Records
——————————

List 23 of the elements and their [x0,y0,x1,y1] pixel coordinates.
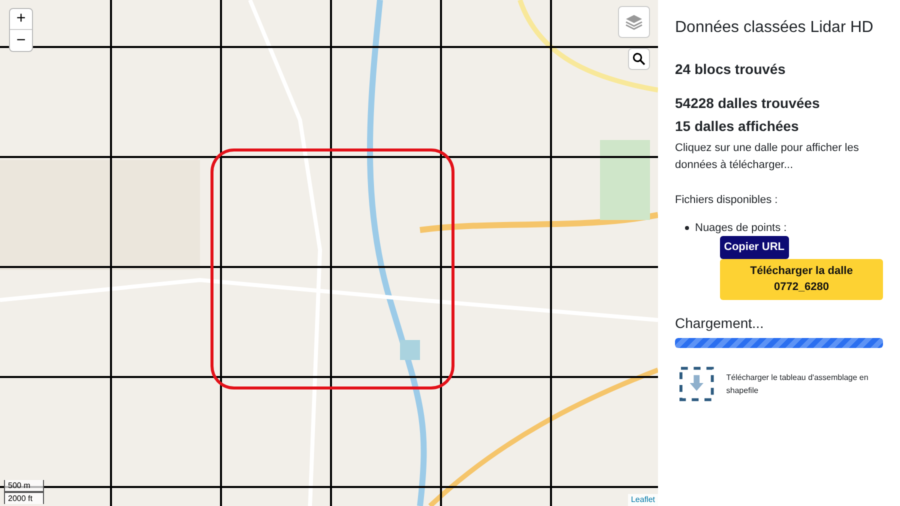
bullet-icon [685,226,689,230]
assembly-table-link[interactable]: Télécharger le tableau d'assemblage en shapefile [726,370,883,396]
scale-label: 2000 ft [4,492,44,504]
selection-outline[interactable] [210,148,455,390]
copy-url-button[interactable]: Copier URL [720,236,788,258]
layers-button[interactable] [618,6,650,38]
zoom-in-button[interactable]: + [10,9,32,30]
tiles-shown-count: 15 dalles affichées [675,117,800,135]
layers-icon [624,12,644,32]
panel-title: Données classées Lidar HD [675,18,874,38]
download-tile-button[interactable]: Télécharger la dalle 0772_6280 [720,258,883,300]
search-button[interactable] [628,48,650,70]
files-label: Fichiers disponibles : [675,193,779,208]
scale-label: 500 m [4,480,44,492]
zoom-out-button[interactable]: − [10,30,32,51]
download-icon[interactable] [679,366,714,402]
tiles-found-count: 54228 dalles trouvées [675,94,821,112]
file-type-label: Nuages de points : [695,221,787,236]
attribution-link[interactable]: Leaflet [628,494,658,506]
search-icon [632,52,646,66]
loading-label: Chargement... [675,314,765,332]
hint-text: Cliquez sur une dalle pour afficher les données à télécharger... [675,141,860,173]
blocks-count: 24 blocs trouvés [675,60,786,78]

——————————

> **What you need to do**:
Substitute "clickable" for "interactable" in the records from the line with "bullet-icon [685,226,689,230]" up to and including the line with "zoom-in-button[interactable]: + [10,9,32,30]", changing nothing else, and give only those lines.

> **The reply**:
bullet-icon [685,226,689,230]
assembly-table-link[clickable]: Télécharger le tableau d'assemblage en shapefile [726,370,883,396]
scale-label: 2000 ft [4,492,44,504]
selection-outline[clickable] [210,148,455,390]
copy-url-button[clickable]: Copier URL [720,236,788,258]
layers-button[clickable] [618,6,650,38]
zoom-in-button[clickable]: + [10,9,32,30]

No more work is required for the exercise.